[Start of Task material]

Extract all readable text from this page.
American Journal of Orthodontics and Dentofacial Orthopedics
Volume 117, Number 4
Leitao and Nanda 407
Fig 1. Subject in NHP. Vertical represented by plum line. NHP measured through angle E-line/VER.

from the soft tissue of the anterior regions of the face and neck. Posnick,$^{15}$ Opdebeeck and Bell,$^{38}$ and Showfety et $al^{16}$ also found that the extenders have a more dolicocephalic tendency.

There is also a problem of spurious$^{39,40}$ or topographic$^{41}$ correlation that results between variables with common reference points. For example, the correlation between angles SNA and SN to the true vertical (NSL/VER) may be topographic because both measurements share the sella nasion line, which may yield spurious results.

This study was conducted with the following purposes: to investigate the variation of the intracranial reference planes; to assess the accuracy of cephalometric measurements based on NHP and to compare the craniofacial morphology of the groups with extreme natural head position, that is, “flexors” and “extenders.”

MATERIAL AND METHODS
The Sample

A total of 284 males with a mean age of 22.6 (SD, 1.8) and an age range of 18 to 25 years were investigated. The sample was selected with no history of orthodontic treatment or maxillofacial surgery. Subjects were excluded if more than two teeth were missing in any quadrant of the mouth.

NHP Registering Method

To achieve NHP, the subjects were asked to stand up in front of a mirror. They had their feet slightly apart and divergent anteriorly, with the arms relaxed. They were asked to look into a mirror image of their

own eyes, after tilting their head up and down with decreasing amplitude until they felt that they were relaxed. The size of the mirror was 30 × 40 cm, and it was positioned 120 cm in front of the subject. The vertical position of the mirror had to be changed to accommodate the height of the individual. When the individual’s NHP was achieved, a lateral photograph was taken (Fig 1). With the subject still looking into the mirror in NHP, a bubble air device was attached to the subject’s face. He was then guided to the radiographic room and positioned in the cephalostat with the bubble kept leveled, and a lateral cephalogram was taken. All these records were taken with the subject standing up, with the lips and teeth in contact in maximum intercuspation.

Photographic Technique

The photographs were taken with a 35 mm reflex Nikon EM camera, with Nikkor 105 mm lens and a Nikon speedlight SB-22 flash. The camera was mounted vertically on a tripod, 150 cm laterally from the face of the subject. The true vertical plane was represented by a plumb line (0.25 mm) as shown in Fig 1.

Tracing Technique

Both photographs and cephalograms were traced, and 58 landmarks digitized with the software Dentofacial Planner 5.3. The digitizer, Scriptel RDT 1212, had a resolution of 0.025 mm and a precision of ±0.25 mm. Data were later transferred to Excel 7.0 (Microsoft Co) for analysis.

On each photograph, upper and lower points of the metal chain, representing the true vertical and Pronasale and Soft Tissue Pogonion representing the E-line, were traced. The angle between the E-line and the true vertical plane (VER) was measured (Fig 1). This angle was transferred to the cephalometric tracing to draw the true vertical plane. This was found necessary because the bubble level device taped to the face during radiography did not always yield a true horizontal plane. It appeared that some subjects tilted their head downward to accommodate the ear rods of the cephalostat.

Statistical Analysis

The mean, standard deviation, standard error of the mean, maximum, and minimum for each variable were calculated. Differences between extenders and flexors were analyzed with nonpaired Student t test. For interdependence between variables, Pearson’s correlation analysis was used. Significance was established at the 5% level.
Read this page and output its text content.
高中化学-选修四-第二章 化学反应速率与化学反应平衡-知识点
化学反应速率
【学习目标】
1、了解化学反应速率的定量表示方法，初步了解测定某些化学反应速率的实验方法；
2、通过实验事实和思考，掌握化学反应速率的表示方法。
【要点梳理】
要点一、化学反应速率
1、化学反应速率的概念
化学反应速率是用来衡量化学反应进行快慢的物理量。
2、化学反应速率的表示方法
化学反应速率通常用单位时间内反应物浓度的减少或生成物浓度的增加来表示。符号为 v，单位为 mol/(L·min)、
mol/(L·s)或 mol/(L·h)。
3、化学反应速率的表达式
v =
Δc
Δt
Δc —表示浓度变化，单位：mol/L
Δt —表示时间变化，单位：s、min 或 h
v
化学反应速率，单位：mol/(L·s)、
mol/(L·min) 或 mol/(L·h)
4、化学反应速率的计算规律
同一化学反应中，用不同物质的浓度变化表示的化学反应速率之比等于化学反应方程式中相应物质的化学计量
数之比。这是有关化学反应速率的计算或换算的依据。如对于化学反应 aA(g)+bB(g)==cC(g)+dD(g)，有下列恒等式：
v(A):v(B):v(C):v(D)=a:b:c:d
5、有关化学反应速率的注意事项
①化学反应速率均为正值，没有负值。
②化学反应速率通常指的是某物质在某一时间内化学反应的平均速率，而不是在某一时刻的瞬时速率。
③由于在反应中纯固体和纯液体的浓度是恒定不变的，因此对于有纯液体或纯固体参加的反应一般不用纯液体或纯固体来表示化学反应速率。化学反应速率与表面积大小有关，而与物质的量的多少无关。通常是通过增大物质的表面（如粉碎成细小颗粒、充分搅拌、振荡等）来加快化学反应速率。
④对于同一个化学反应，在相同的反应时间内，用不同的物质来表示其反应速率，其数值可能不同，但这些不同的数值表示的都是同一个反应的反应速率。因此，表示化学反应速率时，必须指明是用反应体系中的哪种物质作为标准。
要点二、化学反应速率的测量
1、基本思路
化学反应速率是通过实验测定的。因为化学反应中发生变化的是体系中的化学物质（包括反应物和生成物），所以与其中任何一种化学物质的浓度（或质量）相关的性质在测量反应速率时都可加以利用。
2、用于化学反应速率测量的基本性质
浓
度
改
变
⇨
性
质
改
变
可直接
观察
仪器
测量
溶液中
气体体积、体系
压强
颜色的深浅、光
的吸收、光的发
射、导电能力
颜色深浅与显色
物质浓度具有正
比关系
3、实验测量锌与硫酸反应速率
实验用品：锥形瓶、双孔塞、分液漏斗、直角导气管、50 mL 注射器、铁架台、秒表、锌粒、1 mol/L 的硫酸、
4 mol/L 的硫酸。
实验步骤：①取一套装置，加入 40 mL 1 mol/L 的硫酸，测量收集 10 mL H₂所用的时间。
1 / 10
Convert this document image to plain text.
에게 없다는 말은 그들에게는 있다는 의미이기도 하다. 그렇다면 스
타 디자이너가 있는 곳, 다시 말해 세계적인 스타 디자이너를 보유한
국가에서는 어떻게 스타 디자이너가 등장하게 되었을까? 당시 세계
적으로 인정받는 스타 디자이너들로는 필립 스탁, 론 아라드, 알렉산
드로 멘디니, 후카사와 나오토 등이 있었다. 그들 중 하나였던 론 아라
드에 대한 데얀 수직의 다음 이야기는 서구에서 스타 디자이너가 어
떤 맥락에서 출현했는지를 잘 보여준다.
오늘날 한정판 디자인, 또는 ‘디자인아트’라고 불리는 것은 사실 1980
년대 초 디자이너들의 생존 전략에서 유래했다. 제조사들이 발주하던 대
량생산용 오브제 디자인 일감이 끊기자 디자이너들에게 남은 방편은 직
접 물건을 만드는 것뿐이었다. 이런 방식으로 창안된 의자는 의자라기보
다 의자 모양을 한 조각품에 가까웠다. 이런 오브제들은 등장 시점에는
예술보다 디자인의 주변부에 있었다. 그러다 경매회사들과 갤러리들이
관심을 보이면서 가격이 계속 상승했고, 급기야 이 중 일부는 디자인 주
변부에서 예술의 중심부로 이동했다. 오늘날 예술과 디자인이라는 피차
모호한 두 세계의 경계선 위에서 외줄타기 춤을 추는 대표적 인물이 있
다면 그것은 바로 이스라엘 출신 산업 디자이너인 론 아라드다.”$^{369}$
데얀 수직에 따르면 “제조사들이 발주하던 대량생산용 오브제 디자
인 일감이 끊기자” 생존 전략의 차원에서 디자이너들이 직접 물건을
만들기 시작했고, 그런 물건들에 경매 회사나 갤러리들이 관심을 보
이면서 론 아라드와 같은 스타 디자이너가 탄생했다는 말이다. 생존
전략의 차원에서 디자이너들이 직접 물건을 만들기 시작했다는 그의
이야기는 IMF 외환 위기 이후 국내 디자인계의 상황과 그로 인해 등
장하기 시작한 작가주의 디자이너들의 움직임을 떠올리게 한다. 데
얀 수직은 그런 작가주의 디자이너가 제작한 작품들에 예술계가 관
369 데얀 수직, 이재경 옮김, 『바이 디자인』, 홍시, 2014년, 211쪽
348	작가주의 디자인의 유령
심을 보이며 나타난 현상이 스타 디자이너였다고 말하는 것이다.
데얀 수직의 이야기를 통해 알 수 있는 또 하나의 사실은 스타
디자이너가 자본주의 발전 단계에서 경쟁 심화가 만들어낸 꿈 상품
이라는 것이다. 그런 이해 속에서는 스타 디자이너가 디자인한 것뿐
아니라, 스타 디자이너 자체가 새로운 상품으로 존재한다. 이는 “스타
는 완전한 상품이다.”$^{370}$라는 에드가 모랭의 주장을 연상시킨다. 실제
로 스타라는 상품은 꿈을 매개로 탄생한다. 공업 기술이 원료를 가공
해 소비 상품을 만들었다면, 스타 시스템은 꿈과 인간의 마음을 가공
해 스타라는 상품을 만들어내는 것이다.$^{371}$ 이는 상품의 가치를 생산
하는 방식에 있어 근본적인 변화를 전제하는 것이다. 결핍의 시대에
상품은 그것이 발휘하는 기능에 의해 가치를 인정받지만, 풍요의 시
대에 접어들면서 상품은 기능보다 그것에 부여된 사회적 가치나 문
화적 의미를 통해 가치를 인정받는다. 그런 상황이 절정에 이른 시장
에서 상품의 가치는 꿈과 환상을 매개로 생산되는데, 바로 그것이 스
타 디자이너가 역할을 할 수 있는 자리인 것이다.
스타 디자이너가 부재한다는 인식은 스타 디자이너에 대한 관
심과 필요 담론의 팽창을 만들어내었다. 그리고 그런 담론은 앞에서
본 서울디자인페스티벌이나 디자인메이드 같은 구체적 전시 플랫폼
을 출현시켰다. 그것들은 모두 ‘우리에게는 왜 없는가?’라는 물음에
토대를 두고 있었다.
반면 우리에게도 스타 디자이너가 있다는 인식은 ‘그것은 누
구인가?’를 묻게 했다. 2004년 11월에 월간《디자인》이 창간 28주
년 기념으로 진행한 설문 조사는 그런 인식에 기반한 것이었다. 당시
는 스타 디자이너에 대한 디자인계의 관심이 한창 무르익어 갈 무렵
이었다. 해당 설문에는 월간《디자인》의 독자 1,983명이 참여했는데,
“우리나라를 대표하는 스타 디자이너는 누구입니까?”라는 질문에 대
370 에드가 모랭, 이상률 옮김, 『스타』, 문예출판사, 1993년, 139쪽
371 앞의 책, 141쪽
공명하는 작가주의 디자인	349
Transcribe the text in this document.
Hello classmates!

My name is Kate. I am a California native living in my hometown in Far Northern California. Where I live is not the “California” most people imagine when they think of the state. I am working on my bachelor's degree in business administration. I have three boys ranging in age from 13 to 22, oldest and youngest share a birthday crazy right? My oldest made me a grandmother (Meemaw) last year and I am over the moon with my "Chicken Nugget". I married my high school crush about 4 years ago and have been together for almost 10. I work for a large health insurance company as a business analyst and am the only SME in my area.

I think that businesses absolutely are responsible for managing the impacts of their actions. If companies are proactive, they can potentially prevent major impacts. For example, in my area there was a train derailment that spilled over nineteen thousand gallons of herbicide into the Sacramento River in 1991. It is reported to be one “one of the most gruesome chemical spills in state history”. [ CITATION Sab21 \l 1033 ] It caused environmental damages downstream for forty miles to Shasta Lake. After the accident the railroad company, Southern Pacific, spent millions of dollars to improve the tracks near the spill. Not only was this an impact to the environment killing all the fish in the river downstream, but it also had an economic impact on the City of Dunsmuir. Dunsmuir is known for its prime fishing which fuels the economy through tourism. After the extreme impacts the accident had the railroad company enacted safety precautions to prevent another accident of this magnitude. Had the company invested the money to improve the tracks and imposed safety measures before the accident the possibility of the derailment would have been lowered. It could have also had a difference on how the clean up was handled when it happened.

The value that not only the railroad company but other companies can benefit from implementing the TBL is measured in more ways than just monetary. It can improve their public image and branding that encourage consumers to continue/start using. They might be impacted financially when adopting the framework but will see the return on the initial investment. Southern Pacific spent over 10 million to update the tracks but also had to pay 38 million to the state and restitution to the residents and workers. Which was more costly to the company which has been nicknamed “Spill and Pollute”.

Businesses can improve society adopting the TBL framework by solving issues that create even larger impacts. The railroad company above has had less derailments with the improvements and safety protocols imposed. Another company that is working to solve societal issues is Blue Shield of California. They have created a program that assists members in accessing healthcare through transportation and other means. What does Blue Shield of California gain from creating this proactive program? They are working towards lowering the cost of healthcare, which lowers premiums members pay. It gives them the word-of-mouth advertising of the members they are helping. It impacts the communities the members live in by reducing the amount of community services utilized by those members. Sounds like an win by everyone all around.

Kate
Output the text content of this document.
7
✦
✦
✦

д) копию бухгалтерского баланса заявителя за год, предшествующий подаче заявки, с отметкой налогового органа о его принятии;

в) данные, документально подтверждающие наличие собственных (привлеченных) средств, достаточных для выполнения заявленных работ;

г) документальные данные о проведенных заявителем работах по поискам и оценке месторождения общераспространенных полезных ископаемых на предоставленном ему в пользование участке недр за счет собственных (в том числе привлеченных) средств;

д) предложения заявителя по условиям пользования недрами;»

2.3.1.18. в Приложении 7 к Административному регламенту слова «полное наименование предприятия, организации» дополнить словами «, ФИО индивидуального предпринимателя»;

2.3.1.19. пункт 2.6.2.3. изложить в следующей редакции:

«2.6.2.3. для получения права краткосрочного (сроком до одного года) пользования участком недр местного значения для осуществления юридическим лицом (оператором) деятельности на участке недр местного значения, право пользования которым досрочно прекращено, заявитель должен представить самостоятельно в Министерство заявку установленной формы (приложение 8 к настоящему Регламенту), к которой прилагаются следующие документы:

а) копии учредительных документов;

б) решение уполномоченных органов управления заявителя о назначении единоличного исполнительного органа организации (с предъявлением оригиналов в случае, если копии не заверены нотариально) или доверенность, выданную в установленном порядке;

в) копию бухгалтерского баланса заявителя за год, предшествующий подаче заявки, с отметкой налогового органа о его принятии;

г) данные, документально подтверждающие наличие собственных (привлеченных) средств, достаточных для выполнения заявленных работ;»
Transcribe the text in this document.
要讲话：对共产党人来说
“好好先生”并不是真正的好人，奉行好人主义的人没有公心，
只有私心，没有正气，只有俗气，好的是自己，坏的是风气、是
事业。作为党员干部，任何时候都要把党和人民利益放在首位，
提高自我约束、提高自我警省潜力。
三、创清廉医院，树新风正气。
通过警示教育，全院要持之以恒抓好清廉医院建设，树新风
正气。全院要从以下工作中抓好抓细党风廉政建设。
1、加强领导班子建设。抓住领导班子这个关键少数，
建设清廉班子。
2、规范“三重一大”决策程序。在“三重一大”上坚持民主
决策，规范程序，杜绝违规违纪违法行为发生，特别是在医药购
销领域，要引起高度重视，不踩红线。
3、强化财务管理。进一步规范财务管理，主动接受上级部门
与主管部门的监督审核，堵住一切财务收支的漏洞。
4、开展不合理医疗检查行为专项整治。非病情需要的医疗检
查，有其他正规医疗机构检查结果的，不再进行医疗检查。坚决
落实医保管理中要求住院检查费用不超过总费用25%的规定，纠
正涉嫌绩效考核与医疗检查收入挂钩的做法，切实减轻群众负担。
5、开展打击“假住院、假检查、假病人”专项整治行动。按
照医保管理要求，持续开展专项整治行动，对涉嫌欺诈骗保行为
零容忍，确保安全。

[End of Task material]

### Given exercise
Every line above that contains the word "content" should be reported.

### Final result
Read this page and output its text content.
Output the text content of this document.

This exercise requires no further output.